WRITTEN REQUEST -> Copy all lines holding the word "ylabel" from the entries.

DATASET RECORDS ->

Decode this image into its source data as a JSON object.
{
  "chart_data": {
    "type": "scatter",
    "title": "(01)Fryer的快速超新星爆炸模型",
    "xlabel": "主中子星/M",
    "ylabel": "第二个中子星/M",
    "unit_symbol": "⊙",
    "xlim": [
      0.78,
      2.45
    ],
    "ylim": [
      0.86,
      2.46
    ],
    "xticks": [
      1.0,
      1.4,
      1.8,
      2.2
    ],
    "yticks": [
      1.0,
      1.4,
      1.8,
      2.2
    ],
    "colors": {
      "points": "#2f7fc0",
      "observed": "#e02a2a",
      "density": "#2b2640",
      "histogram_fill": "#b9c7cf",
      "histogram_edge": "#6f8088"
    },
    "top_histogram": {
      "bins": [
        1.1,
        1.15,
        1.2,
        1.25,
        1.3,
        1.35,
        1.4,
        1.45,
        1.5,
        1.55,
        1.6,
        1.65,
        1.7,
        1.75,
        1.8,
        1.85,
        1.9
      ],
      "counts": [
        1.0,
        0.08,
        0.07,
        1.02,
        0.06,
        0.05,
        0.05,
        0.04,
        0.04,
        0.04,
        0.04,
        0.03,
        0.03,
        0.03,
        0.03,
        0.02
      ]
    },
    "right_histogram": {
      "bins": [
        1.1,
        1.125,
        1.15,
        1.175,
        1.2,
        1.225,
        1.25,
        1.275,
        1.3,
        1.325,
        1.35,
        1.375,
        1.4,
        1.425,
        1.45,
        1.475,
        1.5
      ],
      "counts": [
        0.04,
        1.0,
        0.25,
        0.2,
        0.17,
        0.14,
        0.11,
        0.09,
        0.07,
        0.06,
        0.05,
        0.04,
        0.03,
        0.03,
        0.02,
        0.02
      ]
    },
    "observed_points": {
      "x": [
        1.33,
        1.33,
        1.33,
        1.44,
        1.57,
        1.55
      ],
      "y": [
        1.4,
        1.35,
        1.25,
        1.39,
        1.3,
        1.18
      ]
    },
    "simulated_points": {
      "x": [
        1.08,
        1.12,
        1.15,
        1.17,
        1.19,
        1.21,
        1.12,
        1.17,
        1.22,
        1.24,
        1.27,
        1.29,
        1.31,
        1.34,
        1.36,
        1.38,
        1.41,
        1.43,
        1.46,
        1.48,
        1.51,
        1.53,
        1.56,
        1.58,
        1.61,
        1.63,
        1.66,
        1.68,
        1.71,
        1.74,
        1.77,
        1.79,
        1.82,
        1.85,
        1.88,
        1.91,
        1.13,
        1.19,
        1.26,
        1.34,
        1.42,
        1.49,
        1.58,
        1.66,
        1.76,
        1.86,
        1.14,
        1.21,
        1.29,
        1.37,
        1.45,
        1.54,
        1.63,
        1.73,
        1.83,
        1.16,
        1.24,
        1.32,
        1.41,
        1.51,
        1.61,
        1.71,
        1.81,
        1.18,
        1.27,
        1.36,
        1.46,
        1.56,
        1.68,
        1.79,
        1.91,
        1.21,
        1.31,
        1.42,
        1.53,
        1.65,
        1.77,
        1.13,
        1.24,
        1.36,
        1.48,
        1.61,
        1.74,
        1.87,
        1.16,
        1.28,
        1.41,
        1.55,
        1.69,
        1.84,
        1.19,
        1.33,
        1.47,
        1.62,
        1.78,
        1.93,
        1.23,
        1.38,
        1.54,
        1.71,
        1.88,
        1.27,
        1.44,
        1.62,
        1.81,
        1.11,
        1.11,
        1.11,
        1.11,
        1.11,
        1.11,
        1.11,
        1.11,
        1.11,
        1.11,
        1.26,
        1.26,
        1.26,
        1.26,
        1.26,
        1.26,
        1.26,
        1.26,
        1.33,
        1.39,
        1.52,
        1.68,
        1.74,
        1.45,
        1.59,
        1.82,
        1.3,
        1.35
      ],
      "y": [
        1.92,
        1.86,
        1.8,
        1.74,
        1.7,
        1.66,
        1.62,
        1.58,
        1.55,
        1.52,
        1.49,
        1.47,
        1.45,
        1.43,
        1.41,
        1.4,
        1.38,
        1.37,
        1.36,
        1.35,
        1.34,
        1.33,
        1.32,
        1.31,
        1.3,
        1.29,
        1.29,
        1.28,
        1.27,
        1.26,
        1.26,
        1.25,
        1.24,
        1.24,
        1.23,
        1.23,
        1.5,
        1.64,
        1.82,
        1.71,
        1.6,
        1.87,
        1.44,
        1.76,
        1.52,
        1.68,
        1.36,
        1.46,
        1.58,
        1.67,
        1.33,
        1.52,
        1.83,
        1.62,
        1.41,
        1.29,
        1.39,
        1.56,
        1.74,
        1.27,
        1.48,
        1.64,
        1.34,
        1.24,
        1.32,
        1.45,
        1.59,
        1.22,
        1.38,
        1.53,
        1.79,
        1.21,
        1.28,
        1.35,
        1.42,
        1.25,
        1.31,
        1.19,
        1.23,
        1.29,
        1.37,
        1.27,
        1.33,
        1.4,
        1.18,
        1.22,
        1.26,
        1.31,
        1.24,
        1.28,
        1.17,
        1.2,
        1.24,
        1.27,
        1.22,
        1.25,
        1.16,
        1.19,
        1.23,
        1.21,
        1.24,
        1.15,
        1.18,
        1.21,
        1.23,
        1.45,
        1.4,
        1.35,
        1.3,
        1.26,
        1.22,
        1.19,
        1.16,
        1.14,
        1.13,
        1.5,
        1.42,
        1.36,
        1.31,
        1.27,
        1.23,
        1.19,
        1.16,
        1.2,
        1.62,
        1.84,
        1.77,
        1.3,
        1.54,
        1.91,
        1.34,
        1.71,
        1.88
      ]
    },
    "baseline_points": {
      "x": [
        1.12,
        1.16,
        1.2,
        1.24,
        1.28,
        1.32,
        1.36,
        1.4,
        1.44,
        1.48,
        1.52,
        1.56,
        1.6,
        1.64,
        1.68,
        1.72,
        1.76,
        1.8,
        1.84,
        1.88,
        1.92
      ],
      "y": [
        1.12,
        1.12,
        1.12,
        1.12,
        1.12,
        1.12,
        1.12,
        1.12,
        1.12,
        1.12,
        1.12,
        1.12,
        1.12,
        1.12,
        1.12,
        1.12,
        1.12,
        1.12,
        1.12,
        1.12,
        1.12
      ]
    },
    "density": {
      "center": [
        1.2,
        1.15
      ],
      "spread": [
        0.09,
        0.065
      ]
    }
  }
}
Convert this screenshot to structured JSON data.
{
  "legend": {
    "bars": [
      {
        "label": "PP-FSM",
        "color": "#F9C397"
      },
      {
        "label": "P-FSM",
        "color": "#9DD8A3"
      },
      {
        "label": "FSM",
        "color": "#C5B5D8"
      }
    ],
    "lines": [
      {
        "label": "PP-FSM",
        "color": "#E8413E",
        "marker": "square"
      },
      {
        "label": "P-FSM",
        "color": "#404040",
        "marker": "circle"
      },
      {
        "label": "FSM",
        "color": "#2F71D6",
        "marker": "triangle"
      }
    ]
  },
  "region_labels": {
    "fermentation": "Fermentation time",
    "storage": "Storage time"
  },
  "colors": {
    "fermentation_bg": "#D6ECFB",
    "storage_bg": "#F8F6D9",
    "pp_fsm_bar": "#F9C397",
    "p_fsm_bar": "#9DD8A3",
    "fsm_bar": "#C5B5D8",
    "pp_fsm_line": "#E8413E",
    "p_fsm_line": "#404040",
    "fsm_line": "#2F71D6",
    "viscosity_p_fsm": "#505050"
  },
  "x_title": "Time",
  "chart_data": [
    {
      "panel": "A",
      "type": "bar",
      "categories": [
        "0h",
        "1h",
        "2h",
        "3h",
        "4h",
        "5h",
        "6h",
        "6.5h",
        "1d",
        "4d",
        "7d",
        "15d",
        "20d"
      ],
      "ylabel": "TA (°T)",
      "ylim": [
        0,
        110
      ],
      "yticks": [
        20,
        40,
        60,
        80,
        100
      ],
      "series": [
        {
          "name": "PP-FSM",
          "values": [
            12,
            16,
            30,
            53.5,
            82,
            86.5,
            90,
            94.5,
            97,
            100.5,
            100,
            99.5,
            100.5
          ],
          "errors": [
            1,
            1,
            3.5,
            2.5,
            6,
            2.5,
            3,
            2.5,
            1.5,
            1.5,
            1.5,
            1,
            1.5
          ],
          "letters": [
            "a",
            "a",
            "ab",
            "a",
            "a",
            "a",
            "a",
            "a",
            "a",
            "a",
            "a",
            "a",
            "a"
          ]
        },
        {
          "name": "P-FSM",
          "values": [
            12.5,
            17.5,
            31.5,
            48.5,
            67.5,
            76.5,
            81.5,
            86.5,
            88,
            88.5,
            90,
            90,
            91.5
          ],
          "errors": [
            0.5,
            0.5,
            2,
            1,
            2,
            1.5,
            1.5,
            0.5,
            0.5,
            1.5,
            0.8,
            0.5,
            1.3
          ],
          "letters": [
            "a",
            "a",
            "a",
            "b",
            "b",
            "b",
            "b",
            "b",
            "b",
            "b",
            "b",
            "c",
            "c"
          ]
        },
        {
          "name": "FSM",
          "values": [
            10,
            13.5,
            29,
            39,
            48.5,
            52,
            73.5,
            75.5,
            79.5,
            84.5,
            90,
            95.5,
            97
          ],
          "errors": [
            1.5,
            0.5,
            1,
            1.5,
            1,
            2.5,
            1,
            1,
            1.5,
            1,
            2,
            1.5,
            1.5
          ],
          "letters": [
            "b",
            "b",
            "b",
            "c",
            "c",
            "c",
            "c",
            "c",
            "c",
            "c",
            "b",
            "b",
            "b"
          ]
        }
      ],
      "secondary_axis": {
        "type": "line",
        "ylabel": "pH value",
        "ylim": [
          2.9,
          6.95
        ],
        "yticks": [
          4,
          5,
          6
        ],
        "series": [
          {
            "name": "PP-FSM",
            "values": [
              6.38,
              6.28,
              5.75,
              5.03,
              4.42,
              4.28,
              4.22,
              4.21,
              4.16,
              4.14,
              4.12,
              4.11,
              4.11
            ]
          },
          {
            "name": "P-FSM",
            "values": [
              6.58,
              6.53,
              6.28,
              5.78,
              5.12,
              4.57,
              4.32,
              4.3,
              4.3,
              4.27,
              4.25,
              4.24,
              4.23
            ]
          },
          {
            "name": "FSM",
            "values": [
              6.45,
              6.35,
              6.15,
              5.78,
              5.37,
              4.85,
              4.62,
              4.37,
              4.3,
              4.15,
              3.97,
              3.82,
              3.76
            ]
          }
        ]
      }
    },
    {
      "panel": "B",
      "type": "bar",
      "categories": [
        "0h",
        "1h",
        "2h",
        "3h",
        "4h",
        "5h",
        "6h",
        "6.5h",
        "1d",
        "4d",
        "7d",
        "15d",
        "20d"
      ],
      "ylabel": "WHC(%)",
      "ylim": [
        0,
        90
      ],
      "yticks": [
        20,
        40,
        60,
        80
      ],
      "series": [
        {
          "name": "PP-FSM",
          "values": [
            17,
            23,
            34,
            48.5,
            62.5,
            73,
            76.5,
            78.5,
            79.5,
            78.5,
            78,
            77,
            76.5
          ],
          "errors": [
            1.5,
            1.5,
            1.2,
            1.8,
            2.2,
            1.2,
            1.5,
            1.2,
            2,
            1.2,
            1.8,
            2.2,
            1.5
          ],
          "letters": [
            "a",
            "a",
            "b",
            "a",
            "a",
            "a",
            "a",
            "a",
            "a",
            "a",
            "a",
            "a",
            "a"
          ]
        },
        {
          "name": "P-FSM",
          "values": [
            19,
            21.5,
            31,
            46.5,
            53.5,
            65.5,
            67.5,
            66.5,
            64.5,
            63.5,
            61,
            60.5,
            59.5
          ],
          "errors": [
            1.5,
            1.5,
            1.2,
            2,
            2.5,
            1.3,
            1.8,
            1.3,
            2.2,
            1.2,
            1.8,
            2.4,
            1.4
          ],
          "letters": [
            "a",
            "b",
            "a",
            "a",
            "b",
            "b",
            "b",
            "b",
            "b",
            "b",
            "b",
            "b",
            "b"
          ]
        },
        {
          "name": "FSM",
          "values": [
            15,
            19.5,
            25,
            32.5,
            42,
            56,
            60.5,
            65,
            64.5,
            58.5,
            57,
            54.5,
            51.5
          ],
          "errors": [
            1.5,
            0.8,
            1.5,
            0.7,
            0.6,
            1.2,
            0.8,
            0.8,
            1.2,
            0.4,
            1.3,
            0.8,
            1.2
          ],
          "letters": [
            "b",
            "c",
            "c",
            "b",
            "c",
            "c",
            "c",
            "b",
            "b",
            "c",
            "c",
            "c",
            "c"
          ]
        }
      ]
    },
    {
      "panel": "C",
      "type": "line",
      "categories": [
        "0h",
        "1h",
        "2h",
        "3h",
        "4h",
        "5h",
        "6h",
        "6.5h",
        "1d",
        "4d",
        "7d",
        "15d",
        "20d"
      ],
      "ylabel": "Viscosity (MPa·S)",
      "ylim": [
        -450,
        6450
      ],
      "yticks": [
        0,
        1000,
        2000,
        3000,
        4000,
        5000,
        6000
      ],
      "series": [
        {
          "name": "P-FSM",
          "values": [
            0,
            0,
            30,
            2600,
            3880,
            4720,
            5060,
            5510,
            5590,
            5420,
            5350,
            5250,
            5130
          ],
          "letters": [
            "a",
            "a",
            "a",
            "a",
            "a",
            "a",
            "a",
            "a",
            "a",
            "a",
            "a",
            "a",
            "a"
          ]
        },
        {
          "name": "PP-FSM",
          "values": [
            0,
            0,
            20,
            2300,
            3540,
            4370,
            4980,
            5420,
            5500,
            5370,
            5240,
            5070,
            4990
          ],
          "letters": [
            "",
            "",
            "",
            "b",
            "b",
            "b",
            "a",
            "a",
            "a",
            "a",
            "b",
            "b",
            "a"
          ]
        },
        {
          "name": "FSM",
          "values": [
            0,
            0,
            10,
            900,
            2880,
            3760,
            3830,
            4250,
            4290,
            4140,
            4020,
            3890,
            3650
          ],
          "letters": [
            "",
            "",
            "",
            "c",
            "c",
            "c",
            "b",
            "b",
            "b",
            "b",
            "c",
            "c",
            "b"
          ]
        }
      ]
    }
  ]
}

COMPLETE RESPONSE ->
    "ylabel": "第二个中子星/M",
      "ylabel": "TA (°T)",
        "ylabel": "pH value",
      "ylabel": "WHC(%)",
      "ylabel": "Viscosity (MPa·S)",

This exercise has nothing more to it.